The Swedenborgian Church in North America (also known as the General Convention of the Church of the New Jerusalem) is one of a few Christian sects that draws its faith from the Bible as illuminated by the teachings of Emanuel Swedenborg (1688–1772). The Administrative Offices of the denomination are located at 50 Quincy St., Cambridge, Massachusetts.

Beliefs

The church believes that the writings of Swedenborg expand upon a deeper understanding of the Christian bible. This new understanding began the second coming of Christ which is continually being manifested in spirit and truth rather than a physical appearance. The Swedenborgian Church of North America does not make any statements as to the exact authority of Swedenborg's writings on the Bible or to the correctness of either. Each Society and member is given the responsibility to arrive at their own conclusions, and the denomination allows for discussion and debate. It is also liberal on social issues and sexual ethics, such as the ordination of women, homosexuality, and abortion.

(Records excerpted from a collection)
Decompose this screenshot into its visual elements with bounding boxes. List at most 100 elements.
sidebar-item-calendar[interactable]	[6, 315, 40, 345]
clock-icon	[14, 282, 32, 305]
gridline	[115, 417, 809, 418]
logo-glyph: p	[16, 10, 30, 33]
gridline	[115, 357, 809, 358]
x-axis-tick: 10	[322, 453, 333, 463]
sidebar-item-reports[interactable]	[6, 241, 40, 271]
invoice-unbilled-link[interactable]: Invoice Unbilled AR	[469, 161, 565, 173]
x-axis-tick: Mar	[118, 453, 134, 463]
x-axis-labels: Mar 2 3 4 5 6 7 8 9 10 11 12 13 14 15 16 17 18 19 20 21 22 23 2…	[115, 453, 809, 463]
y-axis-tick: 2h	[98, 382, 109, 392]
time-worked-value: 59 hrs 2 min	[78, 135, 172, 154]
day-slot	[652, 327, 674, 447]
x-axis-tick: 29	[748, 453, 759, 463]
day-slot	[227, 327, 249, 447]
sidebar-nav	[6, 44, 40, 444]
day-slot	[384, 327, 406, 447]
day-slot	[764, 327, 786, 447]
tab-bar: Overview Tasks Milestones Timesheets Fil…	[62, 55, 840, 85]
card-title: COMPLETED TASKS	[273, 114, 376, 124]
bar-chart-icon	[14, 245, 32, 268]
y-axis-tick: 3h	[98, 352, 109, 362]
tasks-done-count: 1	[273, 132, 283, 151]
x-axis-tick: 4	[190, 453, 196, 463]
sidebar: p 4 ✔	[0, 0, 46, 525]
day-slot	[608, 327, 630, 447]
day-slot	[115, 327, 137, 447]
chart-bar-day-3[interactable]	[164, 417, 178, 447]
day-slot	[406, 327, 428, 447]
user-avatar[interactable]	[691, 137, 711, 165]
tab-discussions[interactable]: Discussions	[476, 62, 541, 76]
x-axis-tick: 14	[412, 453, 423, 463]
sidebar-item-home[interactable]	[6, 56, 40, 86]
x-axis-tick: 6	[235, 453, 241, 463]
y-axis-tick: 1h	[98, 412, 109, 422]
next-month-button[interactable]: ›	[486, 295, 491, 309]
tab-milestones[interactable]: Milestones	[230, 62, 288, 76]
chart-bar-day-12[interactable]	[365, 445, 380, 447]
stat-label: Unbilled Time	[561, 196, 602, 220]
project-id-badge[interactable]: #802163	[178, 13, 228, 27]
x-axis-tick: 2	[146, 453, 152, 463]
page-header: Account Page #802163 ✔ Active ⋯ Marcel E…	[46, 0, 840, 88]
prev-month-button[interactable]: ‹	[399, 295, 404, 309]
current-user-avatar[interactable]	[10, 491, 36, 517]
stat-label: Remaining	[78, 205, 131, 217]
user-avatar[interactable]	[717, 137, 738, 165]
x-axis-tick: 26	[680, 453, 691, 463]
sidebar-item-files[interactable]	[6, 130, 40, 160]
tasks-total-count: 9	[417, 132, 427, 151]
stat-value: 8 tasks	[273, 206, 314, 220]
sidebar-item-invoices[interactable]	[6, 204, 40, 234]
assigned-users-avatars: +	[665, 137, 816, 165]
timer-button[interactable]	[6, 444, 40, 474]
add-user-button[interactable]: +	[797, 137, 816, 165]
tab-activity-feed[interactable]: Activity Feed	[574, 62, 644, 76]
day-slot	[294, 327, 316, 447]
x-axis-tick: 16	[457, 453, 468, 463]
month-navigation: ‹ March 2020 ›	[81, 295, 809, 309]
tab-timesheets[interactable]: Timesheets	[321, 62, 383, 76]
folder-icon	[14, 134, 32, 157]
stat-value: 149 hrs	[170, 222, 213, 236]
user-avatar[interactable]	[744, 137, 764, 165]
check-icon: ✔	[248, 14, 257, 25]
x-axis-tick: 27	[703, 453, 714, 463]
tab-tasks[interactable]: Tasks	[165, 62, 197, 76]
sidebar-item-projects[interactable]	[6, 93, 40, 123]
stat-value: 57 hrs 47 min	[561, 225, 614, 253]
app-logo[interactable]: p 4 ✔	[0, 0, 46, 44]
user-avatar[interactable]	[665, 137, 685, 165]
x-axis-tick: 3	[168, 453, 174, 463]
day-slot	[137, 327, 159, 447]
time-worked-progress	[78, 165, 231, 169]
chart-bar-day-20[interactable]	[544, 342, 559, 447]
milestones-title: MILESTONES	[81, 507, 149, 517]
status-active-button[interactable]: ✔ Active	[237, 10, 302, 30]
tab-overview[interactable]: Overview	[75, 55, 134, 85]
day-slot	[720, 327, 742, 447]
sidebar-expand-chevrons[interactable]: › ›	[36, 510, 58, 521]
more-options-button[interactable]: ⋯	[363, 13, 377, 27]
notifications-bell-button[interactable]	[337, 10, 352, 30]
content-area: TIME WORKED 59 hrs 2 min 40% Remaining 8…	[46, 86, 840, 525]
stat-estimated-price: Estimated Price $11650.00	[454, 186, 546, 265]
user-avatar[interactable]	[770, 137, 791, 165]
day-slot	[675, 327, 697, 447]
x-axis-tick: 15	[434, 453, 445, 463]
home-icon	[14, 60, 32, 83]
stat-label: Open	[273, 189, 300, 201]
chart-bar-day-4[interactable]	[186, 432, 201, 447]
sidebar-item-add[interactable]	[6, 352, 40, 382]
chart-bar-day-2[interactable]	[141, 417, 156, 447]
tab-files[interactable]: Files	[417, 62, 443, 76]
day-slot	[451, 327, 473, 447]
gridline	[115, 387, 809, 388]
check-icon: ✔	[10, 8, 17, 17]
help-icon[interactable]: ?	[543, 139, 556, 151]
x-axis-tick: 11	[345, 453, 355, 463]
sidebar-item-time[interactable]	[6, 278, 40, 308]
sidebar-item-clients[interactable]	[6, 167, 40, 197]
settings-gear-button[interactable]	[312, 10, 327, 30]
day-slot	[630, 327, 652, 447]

Directions:
1) What social issues does the passage on the Swedenborgian Church name as ones on which the church is liberal?
2) Copy the records from their first line through the line containing "327, 406, 447]", exactly as they stand.

Answers to the exercise:
1)
- The ordination of women
- Homosexuality
- Abortion

2)
Decompose this screenshot into its visual elements with bounding boxes. List at most 100 elements.
sidebar-item-calendar[interactable]	[6, 315, 40, 345]
clock-icon	[14, 282, 32, 305]
gridline	[115, 417, 809, 418]
logo-glyph: p	[16, 10, 30, 33]
gridline	[115, 357, 809, 358]
x-axis-tick: 10	[322, 453, 333, 463]
sidebar-item-reports[interactable]	[6, 241, 40, 271]
invoice-unbilled-link[interactable]: Invoice Unbilled AR	[469, 161, 565, 173]
x-axis-tick: Mar	[118, 453, 134, 463]
x-axis-labels: Mar 2 3 4 5 6 7 8 9 10 11 12 13 14 15 16 17 18 19 20 21 22 23 2…	[115, 453, 809, 463]
y-axis-tick: 2h	[98, 382, 109, 392]
time-worked-value: 59 hrs 2 min	[78, 135, 172, 154]
day-slot	[652, 327, 674, 447]
x-axis-tick: 29	[748, 453, 759, 463]
day-slot	[227, 327, 249, 447]
sidebar-nav	[6, 44, 40, 444]
day-slot	[384, 327, 406, 447]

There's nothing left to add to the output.